## Task prompt
Copy out all lines with the word "color" in them.

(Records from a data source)
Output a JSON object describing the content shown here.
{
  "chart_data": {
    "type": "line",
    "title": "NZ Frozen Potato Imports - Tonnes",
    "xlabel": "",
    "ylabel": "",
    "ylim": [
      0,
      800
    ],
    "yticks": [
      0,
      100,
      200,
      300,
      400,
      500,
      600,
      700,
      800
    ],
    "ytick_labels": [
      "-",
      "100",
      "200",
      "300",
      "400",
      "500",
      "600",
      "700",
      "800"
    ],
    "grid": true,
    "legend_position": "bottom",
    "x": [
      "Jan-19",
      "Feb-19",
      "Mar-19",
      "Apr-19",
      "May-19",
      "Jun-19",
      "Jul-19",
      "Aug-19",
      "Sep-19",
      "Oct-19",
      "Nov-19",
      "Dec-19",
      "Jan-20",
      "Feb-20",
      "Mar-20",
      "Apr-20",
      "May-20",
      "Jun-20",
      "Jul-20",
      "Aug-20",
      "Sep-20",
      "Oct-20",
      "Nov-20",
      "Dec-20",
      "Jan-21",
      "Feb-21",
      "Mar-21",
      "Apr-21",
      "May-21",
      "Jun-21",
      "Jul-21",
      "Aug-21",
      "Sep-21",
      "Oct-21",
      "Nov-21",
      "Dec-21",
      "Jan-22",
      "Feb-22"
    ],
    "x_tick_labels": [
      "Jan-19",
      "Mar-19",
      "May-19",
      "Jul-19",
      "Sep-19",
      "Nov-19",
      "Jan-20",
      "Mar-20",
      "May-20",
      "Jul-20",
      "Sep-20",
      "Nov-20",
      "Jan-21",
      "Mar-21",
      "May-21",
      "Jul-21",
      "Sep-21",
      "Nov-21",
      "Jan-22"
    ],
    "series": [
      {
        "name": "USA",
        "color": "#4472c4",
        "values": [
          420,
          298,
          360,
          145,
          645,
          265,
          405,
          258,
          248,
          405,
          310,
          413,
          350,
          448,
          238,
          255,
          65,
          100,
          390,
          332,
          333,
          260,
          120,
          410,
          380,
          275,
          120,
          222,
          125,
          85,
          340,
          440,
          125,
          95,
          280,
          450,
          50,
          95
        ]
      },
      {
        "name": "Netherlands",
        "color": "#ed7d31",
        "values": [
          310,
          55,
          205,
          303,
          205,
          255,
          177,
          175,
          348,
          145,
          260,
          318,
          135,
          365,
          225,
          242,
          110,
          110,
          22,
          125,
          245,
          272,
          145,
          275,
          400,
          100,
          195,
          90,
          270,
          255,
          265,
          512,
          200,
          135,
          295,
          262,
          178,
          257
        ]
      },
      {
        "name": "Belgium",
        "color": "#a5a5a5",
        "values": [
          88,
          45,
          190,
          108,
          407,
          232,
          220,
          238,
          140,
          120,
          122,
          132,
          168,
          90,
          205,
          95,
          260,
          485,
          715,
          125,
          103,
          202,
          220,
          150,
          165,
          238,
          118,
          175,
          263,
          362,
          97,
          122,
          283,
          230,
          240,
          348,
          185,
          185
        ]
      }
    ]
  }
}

## Right answer
        "color": "#4472c4",
        "color": "#ed7d31",
        "color": "#a5a5a5",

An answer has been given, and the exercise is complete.